### WHAT TO PRODUCE
Reproduce each line of the material below without changing anything.

━━━ RECORDS SHOWN ━━━

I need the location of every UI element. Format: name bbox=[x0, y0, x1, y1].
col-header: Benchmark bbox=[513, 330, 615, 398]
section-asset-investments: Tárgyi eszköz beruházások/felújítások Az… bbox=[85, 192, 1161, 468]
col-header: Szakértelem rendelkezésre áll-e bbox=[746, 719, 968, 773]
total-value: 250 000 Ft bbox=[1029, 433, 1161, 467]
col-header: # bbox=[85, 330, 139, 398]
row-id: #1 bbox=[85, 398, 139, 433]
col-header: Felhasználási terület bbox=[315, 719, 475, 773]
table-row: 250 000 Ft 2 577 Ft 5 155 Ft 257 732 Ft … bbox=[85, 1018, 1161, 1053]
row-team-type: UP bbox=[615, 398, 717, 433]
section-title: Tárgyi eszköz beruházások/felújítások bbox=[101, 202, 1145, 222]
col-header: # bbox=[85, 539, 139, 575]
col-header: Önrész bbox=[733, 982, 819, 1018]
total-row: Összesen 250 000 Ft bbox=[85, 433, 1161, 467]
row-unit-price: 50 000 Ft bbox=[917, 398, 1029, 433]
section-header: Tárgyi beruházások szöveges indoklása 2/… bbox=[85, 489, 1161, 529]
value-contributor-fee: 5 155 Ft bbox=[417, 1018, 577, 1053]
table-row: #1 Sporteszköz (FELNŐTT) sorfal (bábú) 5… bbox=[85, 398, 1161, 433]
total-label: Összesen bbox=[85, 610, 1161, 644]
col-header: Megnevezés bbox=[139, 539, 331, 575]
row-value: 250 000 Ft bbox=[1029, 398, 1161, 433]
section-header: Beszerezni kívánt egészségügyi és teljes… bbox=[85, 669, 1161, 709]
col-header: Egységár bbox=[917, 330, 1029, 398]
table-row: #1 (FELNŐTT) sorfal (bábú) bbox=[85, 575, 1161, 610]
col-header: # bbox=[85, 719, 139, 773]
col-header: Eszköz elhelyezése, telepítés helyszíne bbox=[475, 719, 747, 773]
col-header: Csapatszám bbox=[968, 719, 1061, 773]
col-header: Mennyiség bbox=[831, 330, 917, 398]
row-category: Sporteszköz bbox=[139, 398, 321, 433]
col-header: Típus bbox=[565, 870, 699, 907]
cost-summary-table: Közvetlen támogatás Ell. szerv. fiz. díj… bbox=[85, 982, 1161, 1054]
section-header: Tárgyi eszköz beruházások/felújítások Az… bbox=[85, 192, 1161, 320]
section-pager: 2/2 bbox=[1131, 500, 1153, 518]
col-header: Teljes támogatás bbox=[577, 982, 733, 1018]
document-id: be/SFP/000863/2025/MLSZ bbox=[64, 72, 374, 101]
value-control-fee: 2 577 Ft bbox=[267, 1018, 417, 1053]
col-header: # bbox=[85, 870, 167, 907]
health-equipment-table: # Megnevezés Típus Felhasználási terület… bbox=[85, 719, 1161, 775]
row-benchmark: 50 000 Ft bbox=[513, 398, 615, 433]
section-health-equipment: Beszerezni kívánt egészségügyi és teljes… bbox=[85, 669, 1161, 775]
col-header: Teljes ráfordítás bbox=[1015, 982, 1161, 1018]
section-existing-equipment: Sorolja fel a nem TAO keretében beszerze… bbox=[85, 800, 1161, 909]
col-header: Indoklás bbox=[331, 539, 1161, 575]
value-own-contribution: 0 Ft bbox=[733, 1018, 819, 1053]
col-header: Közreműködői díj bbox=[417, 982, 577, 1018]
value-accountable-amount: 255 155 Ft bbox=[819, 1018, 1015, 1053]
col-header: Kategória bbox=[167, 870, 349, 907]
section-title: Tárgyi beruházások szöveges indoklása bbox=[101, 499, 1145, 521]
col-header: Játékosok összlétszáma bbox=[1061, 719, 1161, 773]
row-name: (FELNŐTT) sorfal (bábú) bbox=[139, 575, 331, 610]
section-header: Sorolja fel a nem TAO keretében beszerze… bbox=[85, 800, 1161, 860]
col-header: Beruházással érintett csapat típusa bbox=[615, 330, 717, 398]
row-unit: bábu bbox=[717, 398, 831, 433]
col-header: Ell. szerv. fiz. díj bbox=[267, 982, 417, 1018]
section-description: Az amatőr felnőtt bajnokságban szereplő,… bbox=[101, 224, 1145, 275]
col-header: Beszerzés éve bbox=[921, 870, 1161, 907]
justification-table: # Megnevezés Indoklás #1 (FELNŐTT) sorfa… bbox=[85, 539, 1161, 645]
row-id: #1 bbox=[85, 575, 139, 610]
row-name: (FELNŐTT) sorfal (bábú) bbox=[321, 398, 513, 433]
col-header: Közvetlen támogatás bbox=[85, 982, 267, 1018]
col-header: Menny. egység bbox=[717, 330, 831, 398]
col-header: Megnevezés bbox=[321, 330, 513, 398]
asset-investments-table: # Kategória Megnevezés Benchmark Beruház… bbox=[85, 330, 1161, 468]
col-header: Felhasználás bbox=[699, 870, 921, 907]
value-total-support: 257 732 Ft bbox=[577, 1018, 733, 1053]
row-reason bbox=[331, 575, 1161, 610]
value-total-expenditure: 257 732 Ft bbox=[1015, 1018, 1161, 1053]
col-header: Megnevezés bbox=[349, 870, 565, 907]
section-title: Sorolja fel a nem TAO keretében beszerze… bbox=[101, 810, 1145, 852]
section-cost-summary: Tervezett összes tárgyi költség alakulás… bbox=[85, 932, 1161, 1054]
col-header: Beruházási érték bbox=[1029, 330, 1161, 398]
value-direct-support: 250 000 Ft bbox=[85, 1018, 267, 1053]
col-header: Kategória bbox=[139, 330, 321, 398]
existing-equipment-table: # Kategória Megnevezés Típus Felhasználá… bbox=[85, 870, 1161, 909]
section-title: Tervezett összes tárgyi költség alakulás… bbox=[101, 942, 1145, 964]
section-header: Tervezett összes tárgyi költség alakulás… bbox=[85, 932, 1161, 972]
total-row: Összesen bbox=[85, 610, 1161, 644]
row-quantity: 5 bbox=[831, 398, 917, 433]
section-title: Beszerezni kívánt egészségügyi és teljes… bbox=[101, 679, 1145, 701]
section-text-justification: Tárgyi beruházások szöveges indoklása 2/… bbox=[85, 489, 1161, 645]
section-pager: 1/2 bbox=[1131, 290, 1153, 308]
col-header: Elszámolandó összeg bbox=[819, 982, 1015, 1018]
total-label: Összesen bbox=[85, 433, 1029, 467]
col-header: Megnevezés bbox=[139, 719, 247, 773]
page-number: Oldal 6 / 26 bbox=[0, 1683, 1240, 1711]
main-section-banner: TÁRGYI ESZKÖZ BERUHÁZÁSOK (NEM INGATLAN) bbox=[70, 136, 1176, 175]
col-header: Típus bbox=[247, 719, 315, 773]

━━━

### FULL ANSWER
I need the location of every UI element. Format: name bbox=[x0, y0, x1, y1].
col-header: Benchmark bbox=[513, 330, 615, 398]
section-asset-investments: Tárgyi eszköz beruházások/felújítások Az… bbox=[85, 192, 1161, 468]
col-header: Szakértelem rendelkezésre áll-e bbox=[746, 719, 968, 773]
total-value: 250 000 Ft bbox=[1029, 433, 1161, 467]
col-header: # bbox=[85, 330, 139, 398]
row-id: #1 bbox=[85, 398, 139, 433]
col-header: Felhasználási terület bbox=[315, 719, 475, 773]
table-row: 250 000 Ft 2 577 Ft 5 155 Ft 257 732 Ft … bbox=[85, 1018, 1161, 1053]
row-team-type: UP bbox=[615, 398, 717, 433]
section-title: Tárgyi eszköz beruházások/felújítások bbox=[101, 202, 1145, 222]
col-header: # bbox=[85, 539, 139, 575]
col-header: Önrész bbox=[733, 982, 819, 1018]
total-row: Összesen 250 000 Ft bbox=[85, 433, 1161, 467]
row-unit-price: 50 000 Ft bbox=[917, 398, 1029, 433]
section-header: Tárgyi beruházások szöveges indoklása 2/… bbox=[85, 489, 1161, 529]
value-contributor-fee: 5 155 Ft bbox=[417, 1018, 577, 1053]
table-row: #1 Sporteszköz (FELNŐTT) sorfal (bábú) 5… bbox=[85, 398, 1161, 433]
total-label: Összesen bbox=[85, 610, 1161, 644]
col-header: Megnevezés bbox=[139, 539, 331, 575]
row-value: 250 000 Ft bbox=[1029, 398, 1161, 433]
section-header: Beszerezni kívánt egészségügyi és teljes… bbox=[85, 669, 1161, 709]
col-header: Egységár bbox=[917, 330, 1029, 398]
table-row: #1 (FELNŐTT) sorfal (bábú) bbox=[85, 575, 1161, 610]
col-header: # bbox=[85, 719, 139, 773]
col-header: Eszköz elhelyezése, telepítés helyszíne bbox=[475, 719, 747, 773]
col-header: Csapatszám bbox=[968, 719, 1061, 773]
col-header: Mennyiség bbox=[831, 330, 917, 398]
row-category: Sporteszköz bbox=[139, 398, 321, 433]
col-header: Típus bbox=[565, 870, 699, 907]
cost-summary-table: Közvetlen támogatás Ell. szerv. fiz. díj… bbox=[85, 982, 1161, 1054]
section-header: Tárgyi eszköz beruházások/felújítások Az… bbox=[85, 192, 1161, 320]
section-pager: 2/2 bbox=[1131, 500, 1153, 518]
col-header: Teljes támogatás bbox=[577, 982, 733, 1018]
document-id: be/SFP/000863/2025/MLSZ bbox=[64, 72, 374, 101]
value-control-fee: 2 577 Ft bbox=[267, 1018, 417, 1053]
col-header: # bbox=[85, 870, 167, 907]
health-equipment-table: # Megnevezés Típus Felhasználási terület… bbox=[85, 719, 1161, 775]
row-benchmark: 50 000 Ft bbox=[513, 398, 615, 433]
section-health-equipment: Beszerezni kívánt egészségügyi és teljes… bbox=[85, 669, 1161, 775]
col-header: Teljes ráfordítás bbox=[1015, 982, 1161, 1018]
section-existing-equipment: Sorolja fel a nem TAO keretében beszerze… bbox=[85, 800, 1161, 909]
col-header: Indoklás bbox=[331, 539, 1161, 575]
value-own-contribution: 0 Ft bbox=[733, 1018, 819, 1053]
col-header: Közreműködői díj bbox=[417, 982, 577, 1018]
value-accountable-amount: 255 155 Ft bbox=[819, 1018, 1015, 1053]
col-header: Kategória bbox=[167, 870, 349, 907]
section-title: Tárgyi beruházások szöveges indoklása bbox=[101, 499, 1145, 521]
col-header: Játékosok összlétszáma bbox=[1061, 719, 1161, 773]
row-name: (FELNŐTT) sorfal (bábú) bbox=[139, 575, 331, 610]
section-header: Sorolja fel a nem TAO keretében beszerze… bbox=[85, 800, 1161, 860]
col-header: Beruházással érintett csapat típusa bbox=[615, 330, 717, 398]
row-unit: bábu bbox=[717, 398, 831, 433]
col-header: Ell. szerv. fiz. díj bbox=[267, 982, 417, 1018]
section-description: Az amatőr felnőtt bajnokságban szereplő,… bbox=[101, 224, 1145, 275]
col-header: Beszerzés éve bbox=[921, 870, 1161, 907]
justification-table: # Megnevezés Indoklás #1 (FELNŐTT) sorfa… bbox=[85, 539, 1161, 645]
row-id: #1 bbox=[85, 575, 139, 610]
row-name: (FELNŐTT) sorfal (bábú) bbox=[321, 398, 513, 433]
col-header: Közvetlen támogatás bbox=[85, 982, 267, 1018]
col-header: Menny. egység bbox=[717, 330, 831, 398]
col-header: Megnevezés bbox=[321, 330, 513, 398]
asset-investments-table: # Kategória Megnevezés Benchmark Beruház… bbox=[85, 330, 1161, 468]
col-header: Felhasználás bbox=[699, 870, 921, 907]
value-total-support: 257 732 Ft bbox=[577, 1018, 733, 1053]
row-reason bbox=[331, 575, 1161, 610]
value-total-expenditure: 257 732 Ft bbox=[1015, 1018, 1161, 1053]
col-header: Megnevezés bbox=[349, 870, 565, 907]
section-title: Sorolja fel a nem TAO keretében beszerze… bbox=[101, 810, 1145, 852]
section-cost-summary: Tervezett összes tárgyi költség alakulás… bbox=[85, 932, 1161, 1054]
col-header: Beruházási érték bbox=[1029, 330, 1161, 398]
value-direct-support: 250 000 Ft bbox=[85, 1018, 267, 1053]
col-header: Kategória bbox=[139, 330, 321, 398]
existing-equipment-table: # Kategória Megnevezés Típus Felhasználá… bbox=[85, 870, 1161, 909]
section-title: Tervezett összes tárgyi költség alakulás… bbox=[101, 942, 1145, 964]
section-header: Tervezett összes tárgyi költség alakulás… bbox=[85, 932, 1161, 972]
total-row: Összesen bbox=[85, 610, 1161, 644]
row-quantity: 5 bbox=[831, 398, 917, 433]
section-title: Beszerezni kívánt egészségügyi és teljes… bbox=[101, 679, 1145, 701]
section-text-justification: Tárgyi beruházások szöveges indoklása 2/… bbox=[85, 489, 1161, 645]
section-pager: 1/2 bbox=[1131, 290, 1153, 308]
col-header: Elszámolandó összeg bbox=[819, 982, 1015, 1018]
total-label: Összesen bbox=[85, 433, 1029, 467]
col-header: Megnevezés bbox=[139, 719, 247, 773]
page-number: Oldal 6 / 26 bbox=[0, 1683, 1240, 1711]
main-section-banner: TÁRGYI ESZKÖZ BERUHÁZÁSOK (NEM INGATLAN) bbox=[70, 136, 1176, 175]
col-header: Típus bbox=[247, 719, 315, 773]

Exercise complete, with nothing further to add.